Segment Start: RECORDS FOR THIS EXERCISE
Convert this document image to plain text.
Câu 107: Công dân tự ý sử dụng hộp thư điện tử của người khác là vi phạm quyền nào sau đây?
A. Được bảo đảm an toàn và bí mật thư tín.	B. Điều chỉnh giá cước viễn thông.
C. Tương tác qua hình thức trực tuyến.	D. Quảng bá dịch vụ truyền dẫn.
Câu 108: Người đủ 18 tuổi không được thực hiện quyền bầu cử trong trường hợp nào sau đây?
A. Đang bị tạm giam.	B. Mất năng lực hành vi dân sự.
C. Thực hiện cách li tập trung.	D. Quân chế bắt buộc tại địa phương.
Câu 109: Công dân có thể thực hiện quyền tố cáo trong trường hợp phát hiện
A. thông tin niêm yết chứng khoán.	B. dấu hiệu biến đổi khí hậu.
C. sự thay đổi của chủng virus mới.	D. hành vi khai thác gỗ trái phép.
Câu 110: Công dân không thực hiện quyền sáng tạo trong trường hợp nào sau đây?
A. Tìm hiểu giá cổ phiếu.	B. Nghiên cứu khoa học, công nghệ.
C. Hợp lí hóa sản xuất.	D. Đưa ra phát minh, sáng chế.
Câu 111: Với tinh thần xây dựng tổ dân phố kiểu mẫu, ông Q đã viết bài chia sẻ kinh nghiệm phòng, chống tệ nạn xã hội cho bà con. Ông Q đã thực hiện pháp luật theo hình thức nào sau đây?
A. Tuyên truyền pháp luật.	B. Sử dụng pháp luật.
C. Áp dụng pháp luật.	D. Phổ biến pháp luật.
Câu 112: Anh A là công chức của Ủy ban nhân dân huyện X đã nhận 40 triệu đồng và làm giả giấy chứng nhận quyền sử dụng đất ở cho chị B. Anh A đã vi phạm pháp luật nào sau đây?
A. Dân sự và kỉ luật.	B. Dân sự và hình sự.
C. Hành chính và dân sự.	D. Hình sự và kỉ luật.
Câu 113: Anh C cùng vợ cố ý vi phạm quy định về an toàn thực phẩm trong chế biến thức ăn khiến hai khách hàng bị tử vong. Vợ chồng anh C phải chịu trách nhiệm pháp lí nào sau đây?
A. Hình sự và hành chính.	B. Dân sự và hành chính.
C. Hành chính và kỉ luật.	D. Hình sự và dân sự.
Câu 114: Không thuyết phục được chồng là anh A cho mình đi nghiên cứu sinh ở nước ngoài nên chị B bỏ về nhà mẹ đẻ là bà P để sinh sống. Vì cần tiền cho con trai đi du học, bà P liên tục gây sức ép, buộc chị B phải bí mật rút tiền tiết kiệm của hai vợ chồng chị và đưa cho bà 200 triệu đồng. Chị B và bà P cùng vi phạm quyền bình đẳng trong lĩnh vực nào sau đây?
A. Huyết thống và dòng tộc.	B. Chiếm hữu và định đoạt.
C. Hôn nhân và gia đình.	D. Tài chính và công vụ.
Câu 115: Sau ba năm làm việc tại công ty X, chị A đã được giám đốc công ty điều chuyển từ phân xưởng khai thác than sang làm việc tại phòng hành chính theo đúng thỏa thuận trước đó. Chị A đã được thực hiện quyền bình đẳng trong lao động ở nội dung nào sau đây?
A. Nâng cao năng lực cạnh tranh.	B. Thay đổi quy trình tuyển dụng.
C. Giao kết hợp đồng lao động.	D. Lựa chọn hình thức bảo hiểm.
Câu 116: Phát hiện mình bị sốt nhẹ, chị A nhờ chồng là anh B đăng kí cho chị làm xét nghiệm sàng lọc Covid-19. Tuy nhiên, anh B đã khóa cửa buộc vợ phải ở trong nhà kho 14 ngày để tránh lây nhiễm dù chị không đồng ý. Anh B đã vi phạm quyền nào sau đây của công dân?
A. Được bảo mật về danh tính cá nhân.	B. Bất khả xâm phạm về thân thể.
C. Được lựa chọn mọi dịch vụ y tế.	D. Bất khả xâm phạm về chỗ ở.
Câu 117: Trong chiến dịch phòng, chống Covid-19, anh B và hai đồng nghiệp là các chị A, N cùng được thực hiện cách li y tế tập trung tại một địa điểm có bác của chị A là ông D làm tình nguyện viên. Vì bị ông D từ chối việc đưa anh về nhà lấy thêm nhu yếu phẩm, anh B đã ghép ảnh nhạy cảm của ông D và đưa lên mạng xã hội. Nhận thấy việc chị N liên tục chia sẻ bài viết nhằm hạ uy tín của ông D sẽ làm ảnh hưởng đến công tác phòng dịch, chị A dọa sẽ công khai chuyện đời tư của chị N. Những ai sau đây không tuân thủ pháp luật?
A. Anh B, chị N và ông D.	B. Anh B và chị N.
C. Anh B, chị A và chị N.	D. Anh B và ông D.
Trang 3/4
Segment End: RECORDS FOR THIS EXERCISE
→ **EXERCISE PROMPT**
If a line in the records above holds the string "chia", copy it out.

→ **ANSWER SECTION**
Câu 111: Với tinh thần xây dựng tổ dân phố kiểu mẫu, ông Q đã viết bài chia sẻ kinh nghiệm phòng, chống tệ nạn xã hội cho bà con. Ông Q đã thực hiện pháp luật theo hình thức nào sau đây?
Câu 117: Trong chiến dịch phòng, chống Covid-19, anh B và hai đồng nghiệp là các chị A, N cùng được thực hiện cách li y tế tập trung tại một địa điểm có bác của chị A là ông D làm tình nguyện viên. Vì bị ông D từ chối việc đưa anh về nhà lấy thêm nhu yếu phẩm, anh B đã ghép ảnh nhạy cảm của ông D và đưa lên mạng xã hội. Nhận thấy việc chị N liên tục chia sẻ bài viết nhằm hạ uy tín của ông D sẽ làm ảnh hưởng đến công tác phòng dịch, chị A dọa sẽ công khai chuyện đời tư của chị N. Những ai sau đây không tuân thủ pháp luật?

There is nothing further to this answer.